* **Given request**: Copy every one of the rows below word for word, keeping each line as it appears.
[BEGIN Given records]
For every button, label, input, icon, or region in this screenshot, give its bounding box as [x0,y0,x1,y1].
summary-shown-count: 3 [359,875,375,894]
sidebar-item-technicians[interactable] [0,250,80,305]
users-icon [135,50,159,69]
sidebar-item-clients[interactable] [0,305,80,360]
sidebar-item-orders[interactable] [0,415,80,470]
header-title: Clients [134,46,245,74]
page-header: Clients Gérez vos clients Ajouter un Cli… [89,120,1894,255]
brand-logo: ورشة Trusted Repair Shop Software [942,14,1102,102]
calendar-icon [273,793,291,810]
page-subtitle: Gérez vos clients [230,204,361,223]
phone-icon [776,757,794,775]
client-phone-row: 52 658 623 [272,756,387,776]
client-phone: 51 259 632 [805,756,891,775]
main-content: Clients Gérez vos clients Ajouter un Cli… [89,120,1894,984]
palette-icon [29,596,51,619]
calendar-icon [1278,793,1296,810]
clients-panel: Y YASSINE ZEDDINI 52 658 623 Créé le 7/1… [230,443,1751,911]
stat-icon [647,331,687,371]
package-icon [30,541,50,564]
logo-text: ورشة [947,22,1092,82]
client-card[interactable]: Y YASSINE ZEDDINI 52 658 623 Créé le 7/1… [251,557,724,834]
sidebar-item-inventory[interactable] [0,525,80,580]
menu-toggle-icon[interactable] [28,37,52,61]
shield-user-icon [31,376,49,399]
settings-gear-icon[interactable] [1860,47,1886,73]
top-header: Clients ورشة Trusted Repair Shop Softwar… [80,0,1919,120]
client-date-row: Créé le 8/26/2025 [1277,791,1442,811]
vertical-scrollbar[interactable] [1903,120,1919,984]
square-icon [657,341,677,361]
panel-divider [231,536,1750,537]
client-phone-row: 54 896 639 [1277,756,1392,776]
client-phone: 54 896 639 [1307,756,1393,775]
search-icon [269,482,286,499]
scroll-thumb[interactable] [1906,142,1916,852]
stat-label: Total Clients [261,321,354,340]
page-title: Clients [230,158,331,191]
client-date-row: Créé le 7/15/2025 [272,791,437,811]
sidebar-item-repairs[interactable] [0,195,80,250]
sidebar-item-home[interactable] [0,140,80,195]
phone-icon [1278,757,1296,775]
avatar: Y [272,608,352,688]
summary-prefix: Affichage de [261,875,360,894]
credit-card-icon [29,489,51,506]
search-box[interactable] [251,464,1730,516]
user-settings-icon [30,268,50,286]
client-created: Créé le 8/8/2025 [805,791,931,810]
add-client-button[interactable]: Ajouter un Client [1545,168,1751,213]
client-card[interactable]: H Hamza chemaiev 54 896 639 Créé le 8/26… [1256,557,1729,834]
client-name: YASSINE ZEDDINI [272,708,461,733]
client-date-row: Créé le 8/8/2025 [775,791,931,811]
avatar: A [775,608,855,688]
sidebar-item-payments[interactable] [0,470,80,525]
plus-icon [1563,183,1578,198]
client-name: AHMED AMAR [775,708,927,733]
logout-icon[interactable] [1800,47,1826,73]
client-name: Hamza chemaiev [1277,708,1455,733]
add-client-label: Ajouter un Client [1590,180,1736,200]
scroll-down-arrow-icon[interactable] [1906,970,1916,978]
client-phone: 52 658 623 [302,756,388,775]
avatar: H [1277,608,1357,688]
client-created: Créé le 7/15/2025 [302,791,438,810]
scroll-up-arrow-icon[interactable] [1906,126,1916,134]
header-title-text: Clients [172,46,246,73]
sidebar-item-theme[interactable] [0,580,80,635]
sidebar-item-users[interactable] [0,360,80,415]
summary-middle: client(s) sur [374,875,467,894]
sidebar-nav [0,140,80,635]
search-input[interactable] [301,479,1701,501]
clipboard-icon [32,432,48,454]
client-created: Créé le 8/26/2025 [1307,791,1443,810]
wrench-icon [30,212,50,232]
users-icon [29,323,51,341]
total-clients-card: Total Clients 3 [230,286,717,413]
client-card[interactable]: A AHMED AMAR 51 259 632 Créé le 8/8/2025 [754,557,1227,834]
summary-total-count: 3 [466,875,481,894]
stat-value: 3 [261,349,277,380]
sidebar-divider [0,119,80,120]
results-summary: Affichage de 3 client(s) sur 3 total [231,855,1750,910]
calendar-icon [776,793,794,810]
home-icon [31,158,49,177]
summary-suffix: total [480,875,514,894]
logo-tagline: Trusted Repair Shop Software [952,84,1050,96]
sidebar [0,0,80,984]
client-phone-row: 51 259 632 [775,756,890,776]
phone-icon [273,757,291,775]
[END Given records]
* **Answer to this exercise**:
For every button, label, input, icon, or region in this screenshot, give its bounding box as [x0,y0,x1,y1].
summary-shown-count: 3 [359,875,375,894]
sidebar-item-technicians[interactable] [0,250,80,305]
users-icon [135,50,159,69]
sidebar-item-clients[interactable] [0,305,80,360]
sidebar-item-orders[interactable] [0,415,80,470]
header-title: Clients [134,46,245,74]
page-header: Clients Gérez vos clients Ajouter un Cli… [89,120,1894,255]
brand-logo: ورشة Trusted Repair Shop Software [942,14,1102,102]
calendar-icon [273,793,291,810]
page-subtitle: Gérez vos clients [230,204,361,223]
phone-icon [776,757,794,775]
client-phone-row: 52 658 623 [272,756,387,776]
client-phone: 51 259 632 [805,756,891,775]
main-content: Clients Gérez vos clients Ajouter un Cli… [89,120,1894,984]
palette-icon [29,596,51,619]
calendar-icon [1278,793,1296,810]
clients-panel: Y YASSINE ZEDDINI 52 658 623 Créé le 7/1… [230,443,1751,911]
stat-icon [647,331,687,371]
package-icon [30,541,50,564]
logo-text: ورشة [947,22,1092,82]
client-card[interactable]: Y YASSINE ZEDDINI 52 658 623 Créé le 7/1… [251,557,724,834]
sidebar-item-inventory[interactable] [0,525,80,580]
menu-toggle-icon[interactable] [28,37,52,61]
shield-user-icon [31,376,49,399]
settings-gear-icon[interactable] [1860,47,1886,73]
top-header: Clients ورشة Trusted Repair Shop Softwar… [80,0,1919,120]
client-date-row: Créé le 8/26/2025 [1277,791,1442,811]
vertical-scrollbar[interactable] [1903,120,1919,984]
square-icon [657,341,677,361]
panel-divider [231,536,1750,537]
client-phone-row: 54 896 639 [1277,756,1392,776]
client-phone: 54 896 639 [1307,756,1393,775]
search-icon [269,482,286,499]
scroll-thumb[interactable] [1906,142,1916,852]
stat-label: Total Clients [261,321,354,340]
page-title: Clients [230,158,331,191]
client-date-row: Créé le 7/15/2025 [272,791,437,811]
sidebar-item-repairs[interactable] [0,195,80,250]
sidebar-item-home[interactable] [0,140,80,195]
phone-icon [1278,757,1296,775]
avatar: Y [272,608,352,688]
summary-prefix: Affichage de [261,875,360,894]
credit-card-icon [29,489,51,506]
search-box[interactable] [251,464,1730,516]
user-settings-icon [30,268,50,286]
client-created: Créé le 8/8/2025 [805,791,931,810]
add-client-button[interactable]: Ajouter un Client [1545,168,1751,213]
client-card[interactable]: H Hamza chemaiev 54 896 639 Créé le 8/26… [1256,557,1729,834]
client-name: YASSINE ZEDDINI [272,708,461,733]
client-date-row: Créé le 8/8/2025 [775,791,931,811]
avatar: A [775,608,855,688]
sidebar-item-payments[interactable] [0,470,80,525]
plus-icon [1563,183,1578,198]
client-name: AHMED AMAR [775,708,927,733]
logout-icon[interactable] [1800,47,1826,73]
client-name: Hamza chemaiev [1277,708,1455,733]
add-client-label: Ajouter un Client [1590,180,1736,200]
scroll-down-arrow-icon[interactable] [1906,970,1916,978]
client-phone: 52 658 623 [302,756,388,775]
avatar: H [1277,608,1357,688]
client-created: Créé le 7/15/2025 [302,791,438,810]
scroll-up-arrow-icon[interactable] [1906,126,1916,134]
header-title-text: Clients [172,46,246,73]
sidebar-item-theme[interactable] [0,580,80,635]
sidebar-item-users[interactable] [0,360,80,415]
summary-middle: client(s) sur [374,875,467,894]
sidebar-nav [0,140,80,635]
search-input[interactable] [301,479,1701,501]
clipboard-icon [32,432,48,454]
client-created: Créé le 8/26/2025 [1307,791,1443,810]
wrench-icon [30,212,50,232]
users-icon [29,323,51,341]
total-clients-card: Total Clients 3 [230,286,717,413]
client-card[interactable]: A AHMED AMAR 51 259 632 Créé le 8/8/2025 [754,557,1227,834]
summary-total-count: 3 [466,875,481,894]
stat-value: 3 [261,349,277,380]
sidebar-divider [0,119,80,120]
results-summary: Affichage de 3 client(s) sur 3 total [231,855,1750,910]
calendar-icon [776,793,794,810]
home-icon [31,158,49,177]
summary-suffix: total [480,875,514,894]
logo-tagline: Trusted Repair Shop Software [952,84,1050,96]
sidebar [0,0,80,984]
client-phone-row: 51 259 632 [775,756,890,776]
phone-icon [273,757,291,775]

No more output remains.